- _Written instruction_
Set out every line bearing the string "governments".

- _Information provided_
-- Start --

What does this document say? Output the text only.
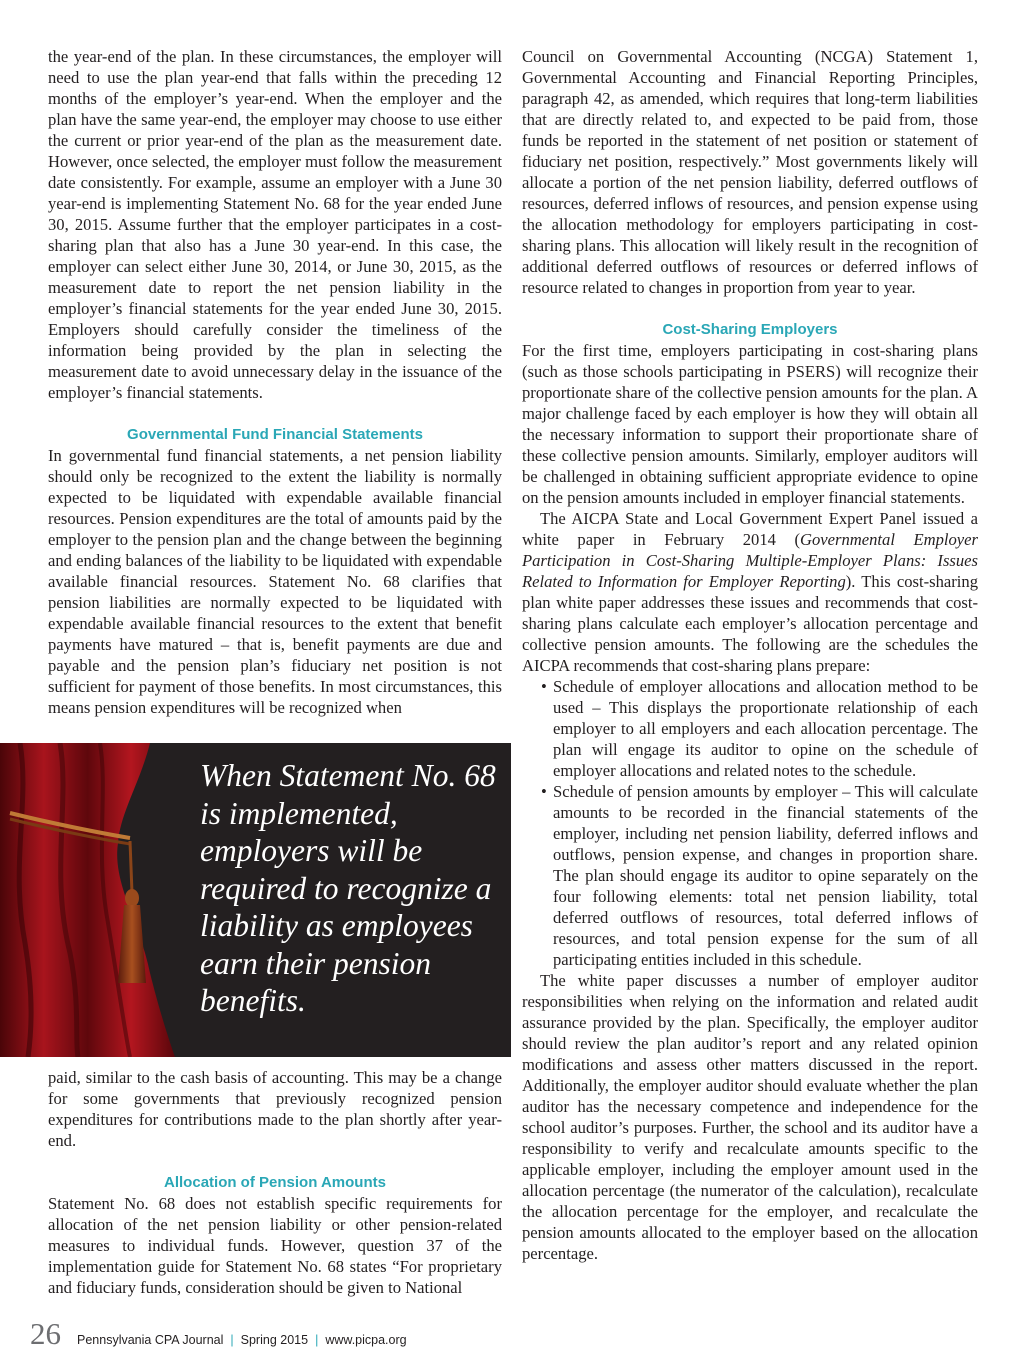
the year-end of the plan. In these circumstances, the employer will need to use the plan year-end that falls within the preceding 12 months of the employer’s year-end. When the employer and the plan have the same year-end, the employer may choose to use either the current or prior year-end of the plan as the measurement date. However, once selected, the employer must follow the measurement date consistently. For example, assume an employer with a June 30 year-end is implementing Statement No. 68 for the year ended June 30, 2015. Assume further that the employer participates in a cost-sharing plan that also has a June 30 year-end. In this case, the employer can select either June 30, 2014, or June 30, 2015, as the measurement date to report the net pension liability in the employer’s financial statements for the year ended June 30, 2015. Employers should carefully consider the timeliness of the information being provided by the plan in selecting the measurement date to avoid unnecessary delay in the issuance of the employer’s financial statements.

Governmental Fund Financial Statements

In governmental fund financial statements, a net pension liability should only be recognized to the extent the liability is normally expected to be liquidated with expendable available financial resources. Pension expenditures are the total of amounts paid by the employer to the pension plan and the change between the beginning and ending balances of the liability to be liquidated with expendable available financial resources. Statement No. 68 clarifies that pension liabilities are normally expected to be liquidated with expendable available financial resources to the extent that benefit payments have matured – that is, benefit payments are due and payable and the pension plan’s fiduciary net position is not sufficient for payment of those benefits. In most circumstances, this means pension expenditures will be recognized when

When Statement No. 68 is implemented, employers will be required to recognize a liability as employees earn their pension benefits.

paid, similar to the cash basis of accounting. This may be a change for some governments that previously recognized pension expenditures for contributions made to the plan shortly after year-end.

Allocation of Pension Amounts

Statement No. 68 does not establish specific requirements for allocation of the net pension liability or other pension-related measures to individual funds. However, question 37 of the implementation guide for Statement No. 68 states “For proprietary and fiduciary funds, consideration should be given to National

Council on Governmental Accounting (NCGA) Statement 1, Governmental Accounting and Financial Reporting Principles, paragraph 42, as amended, which requires that long-term liabilities that are directly related to, and expected to be paid from, those funds be reported in the statement of net position or statement of fiduciary net position, respectively.” Most governments likely will allocate a portion of the net pension liability, deferred outflows of resources, deferred inflows of resources, and pension expense using the allocation methodology for employers participating in cost-sharing plans. This allocation will likely result in the recognition of additional deferred outflows of resources or deferred inflows of resource related to changes in proportion from year to year.

Cost-Sharing Employers

For the first time, employers participating in cost-sharing plans (such as those schools participating in PSERS) will recognize their proportionate share of the collective pension amounts for the plan. A major challenge faced by each employer is how they will obtain all the necessary information to support their proportionate share of these collective pension amounts. Similarly, employer auditors will be challenged in obtaining sufficient appropriate evidence to opine on the pension amounts included in employer financial statements.

The AICPA State and Local Government Expert Panel issued a white paper in February 2014 (Governmental Employer Participation in Cost-Sharing Multiple-Employer Plans: Issues Related to Information for Employer Reporting). This cost-sharing plan white paper addresses these issues and recommends that cost-sharing plans calculate each employer’s allocation percentage and collective pension amounts. The following are the schedules the AICPA recommends that cost-sharing plans prepare:

• Schedule of employer allocations and allocation method to be used – This displays the proportionate relationship of each employer to all employers and each allocation percentage. The plan will engage its auditor to opine on the schedule of employer allocations and related notes to the schedule.
• Schedule of pension amounts by employer – This will calculate amounts to be recorded in the financial statements of the employer, including net pension liability, deferred inflows and outflows, pension expense, and changes in proportion share. The plan should engage its auditor to opine separately on the four following elements: total net pension liability, total deferred outflows of resources, total deferred inflows of resources, and total pension expense for the sum of all participating entities included in this schedule.

The white paper discusses a number of employer auditor responsibilities when relying on the information and related audit assurance provided by the plan. Specifically, the employer auditor should review the plan auditor’s report and any related opinion modifications and assess other matters discussed in the report. Additionally, the employer auditor should evaluate whether the plan auditor has the necessary competence and independence for the school auditor’s purposes. Further, the school and its auditor have a responsibility to verify and recalculate amounts specific to the applicable employer, including the employer amount used in the allocation percentage (the numerator of the calculation), recalculate the allocation percentage for the employer, and recalculate the pension amounts allocated to the employer based on the allocation percentage.

26 Pennsylvania CPA Journal | Spring 2015 | www.picpa.org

-- End --

- _Solution to this task_
paid, similar to the cash basis of accounting. This may be a change for some governments that previously recognized pension expenditures for contributions made to the plan shortly after year-end.
Council on Governmental Accounting (NCGA) Statement 1, Governmental Accounting and Financial Reporting Principles, paragraph 42, as amended, which requires that long-term liabilities that are directly related to, and expected to be paid from, those funds be reported in the statement of net position or statement of fiduciary net position, respectively.” Most governments likely will allocate a portion of the net pension liability, deferred outflows of resources, deferred inflows of resources, and pension expense using the allocation methodology for employers participating in cost-sharing plans. This allocation will likely result in the recognition of additional deferred outflows of resources or deferred inflows of resource related to changes in proportion from year to year.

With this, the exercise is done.